• _Quoted passage_:
# UniTope & TraCR: A Universal Tool to Tag, Enrich, and Track TCR-T Cells and Therapeutic Proteins

**Authors:** Kanuj Mishra, Barbara Lösch, Dolores J. Schendel

PMC · DOI: 10.3390/medsci14010018 · Medical Sciences · 2025-12-31

## TL;DR

The paper introduces a new system called UniTope & TraCR to track and measure T cell receptors used in cancer therapies, ensuring they work as intended.

## Contribution

The novel contribution is a universal tagging system (UniTope & TraCR) for quantifying and monitoring recombinant TCRs in T cell therapies.

## Key findings

- Tagged rTCRs were stably expressed in human T cells with surface densities comparable to untagged rTCRs.
- The TraCR antibody bound UniTope with nanomolar affinity and no detectable cross-reactivity with endogenous proteins.
- Functional assays confirmed that UniTope-tagged rTCRs retained antigen-specific cytokine secretion and cytolytic activity.

• _Provided records_:
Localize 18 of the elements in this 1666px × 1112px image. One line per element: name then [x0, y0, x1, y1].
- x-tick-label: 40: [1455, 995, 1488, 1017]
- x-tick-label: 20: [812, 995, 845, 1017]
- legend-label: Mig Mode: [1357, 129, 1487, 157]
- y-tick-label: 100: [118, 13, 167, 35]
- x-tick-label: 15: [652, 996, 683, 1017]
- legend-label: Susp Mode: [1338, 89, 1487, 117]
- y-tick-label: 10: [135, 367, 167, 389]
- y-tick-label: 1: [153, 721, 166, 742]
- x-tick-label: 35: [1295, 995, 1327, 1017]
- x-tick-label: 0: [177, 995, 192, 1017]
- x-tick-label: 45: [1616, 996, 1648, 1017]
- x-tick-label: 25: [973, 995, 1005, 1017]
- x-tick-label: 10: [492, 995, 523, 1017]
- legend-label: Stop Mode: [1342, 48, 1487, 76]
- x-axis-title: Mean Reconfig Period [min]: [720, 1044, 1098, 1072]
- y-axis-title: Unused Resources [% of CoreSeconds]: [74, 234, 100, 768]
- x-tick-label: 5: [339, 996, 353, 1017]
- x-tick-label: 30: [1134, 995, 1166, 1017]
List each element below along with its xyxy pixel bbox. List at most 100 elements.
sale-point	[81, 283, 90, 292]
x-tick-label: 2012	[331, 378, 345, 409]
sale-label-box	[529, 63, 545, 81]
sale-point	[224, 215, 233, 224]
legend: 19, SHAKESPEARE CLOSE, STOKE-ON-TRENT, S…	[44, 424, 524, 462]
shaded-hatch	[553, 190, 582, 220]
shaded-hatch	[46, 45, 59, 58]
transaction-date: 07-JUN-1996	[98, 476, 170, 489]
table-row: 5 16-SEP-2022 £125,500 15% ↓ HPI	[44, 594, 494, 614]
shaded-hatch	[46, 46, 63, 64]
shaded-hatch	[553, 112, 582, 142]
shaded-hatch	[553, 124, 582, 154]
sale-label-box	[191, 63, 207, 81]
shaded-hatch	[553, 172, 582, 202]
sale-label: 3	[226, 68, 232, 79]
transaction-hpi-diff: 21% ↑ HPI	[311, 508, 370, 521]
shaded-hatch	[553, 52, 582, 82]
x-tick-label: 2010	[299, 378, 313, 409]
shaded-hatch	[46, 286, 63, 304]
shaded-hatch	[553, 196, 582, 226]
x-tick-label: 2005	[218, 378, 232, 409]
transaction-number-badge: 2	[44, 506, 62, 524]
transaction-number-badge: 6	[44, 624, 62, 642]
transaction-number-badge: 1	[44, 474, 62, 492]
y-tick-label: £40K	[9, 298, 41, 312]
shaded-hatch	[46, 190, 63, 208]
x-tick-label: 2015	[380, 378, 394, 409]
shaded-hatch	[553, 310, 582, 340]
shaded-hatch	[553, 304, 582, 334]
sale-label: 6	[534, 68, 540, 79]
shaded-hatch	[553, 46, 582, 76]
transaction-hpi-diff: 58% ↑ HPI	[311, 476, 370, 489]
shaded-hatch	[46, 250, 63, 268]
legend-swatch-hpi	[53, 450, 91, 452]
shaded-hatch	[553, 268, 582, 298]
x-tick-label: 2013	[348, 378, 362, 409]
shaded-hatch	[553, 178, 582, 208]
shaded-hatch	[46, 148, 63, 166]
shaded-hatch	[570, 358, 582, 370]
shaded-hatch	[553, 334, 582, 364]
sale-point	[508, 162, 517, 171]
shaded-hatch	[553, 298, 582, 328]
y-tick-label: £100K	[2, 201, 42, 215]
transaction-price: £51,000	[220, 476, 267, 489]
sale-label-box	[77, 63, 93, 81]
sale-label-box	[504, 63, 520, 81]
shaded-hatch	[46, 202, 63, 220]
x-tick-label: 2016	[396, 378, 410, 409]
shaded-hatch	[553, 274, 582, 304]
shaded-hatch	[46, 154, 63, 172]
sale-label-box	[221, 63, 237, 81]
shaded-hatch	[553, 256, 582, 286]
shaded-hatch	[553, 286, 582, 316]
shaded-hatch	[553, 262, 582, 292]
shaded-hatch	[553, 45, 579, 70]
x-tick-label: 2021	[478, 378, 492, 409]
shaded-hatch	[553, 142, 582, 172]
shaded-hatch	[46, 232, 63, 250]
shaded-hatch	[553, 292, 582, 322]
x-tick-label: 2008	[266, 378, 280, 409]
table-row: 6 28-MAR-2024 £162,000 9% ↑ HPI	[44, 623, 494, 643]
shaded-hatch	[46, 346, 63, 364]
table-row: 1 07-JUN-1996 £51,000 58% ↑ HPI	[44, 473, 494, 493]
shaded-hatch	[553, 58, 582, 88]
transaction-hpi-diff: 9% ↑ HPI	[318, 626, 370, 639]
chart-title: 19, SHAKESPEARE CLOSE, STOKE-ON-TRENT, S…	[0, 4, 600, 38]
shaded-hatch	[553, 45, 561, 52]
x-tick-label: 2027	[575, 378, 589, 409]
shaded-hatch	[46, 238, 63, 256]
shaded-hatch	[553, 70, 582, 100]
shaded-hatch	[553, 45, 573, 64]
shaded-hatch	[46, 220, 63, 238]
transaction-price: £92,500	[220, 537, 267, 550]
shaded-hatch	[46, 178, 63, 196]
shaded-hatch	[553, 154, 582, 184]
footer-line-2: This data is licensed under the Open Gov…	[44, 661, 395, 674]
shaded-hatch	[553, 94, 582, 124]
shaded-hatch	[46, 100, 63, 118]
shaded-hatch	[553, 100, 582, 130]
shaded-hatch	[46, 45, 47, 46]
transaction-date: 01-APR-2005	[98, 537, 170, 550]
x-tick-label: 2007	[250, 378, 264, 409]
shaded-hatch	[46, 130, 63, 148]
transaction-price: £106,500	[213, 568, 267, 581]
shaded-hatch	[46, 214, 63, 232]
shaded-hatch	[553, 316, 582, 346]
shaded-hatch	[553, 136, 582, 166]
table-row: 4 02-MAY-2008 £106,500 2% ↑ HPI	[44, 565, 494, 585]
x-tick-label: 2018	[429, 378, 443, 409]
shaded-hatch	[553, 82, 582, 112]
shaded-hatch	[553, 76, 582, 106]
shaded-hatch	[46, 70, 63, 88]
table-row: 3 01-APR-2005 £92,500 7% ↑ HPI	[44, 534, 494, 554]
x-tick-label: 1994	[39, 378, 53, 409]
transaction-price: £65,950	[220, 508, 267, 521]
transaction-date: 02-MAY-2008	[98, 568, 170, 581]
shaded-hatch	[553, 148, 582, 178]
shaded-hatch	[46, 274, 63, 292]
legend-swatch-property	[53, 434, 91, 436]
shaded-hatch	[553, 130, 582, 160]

• _Exercise tasks_:
• a. According to the key findings in the UniTope & TraCR summary, with what affinity did the TraCR antibody bind UniTope?
• b. Continue the UniTope & TraCR summary from its last line.

• _Expected responses_:
• a. Nanomolar affinity

• b.
## Abstract

Background: Adoptive cell therapy using genetically engineered recombinant T cell receptors (rTCRs) expressed in T cells (TCR-T cell therapy) provides precision targeting of cancer cells expressing tumor-associated or tumor-specific antigens recognized by the rTCRs. Standardized analytical tools are lacking to easily quantify receptor expression. Methods: To overcome this hindrance, a universal tagging system (UniTope & TraCR) was designed consisting of a minimal peptide epitope (UniTope) inserted into the constant region of the rTCR α or β chain and a high-affinity monoclonal antibody (TraCR) specific to this tag. Detailed biophysical, biochemical, and functional assays were performed to evaluate rTCR expression, folding, pairing, and antigen recognition, as well as antibody performance, using the UniTope & TraCR System. Results: Tagged rTCRs were stably expressed in human T cells with surface densities comparable to untagged rTCRs. The TraCR antibody bound UniTope with nanomolar affinity and no detectable cross-reactivity was observed for endogenous proteins expressed by human cells of diverse origin, importantly, including T cells of the natural T cell repertoires of multiple human donors. Functional assays confirmed that UniTope-tagged rTCRs preserved their antigen-specific cytokine secretion and cytolytic activity upon antigen-specific stimulation. The UniTope & TraCR System enabled robust detection of rTCR-expressing T cells by flow cytometry, and rTCR protein expression by Western blot or immunoprecipitation, supporting the quantitative assessment of receptor copy number and structural integrity. Conclusions: The UniTope & TraCR System provides a modular, construct-agnostic platform for monitoring engineered rTCRs, integrated into TCR-T cell therapies currently in development.

## Linked entities

- **Proteins:** Tcr (Third chromosome alpha methyl dopa-resistant), rtcR (transcriptional regulator RtcR)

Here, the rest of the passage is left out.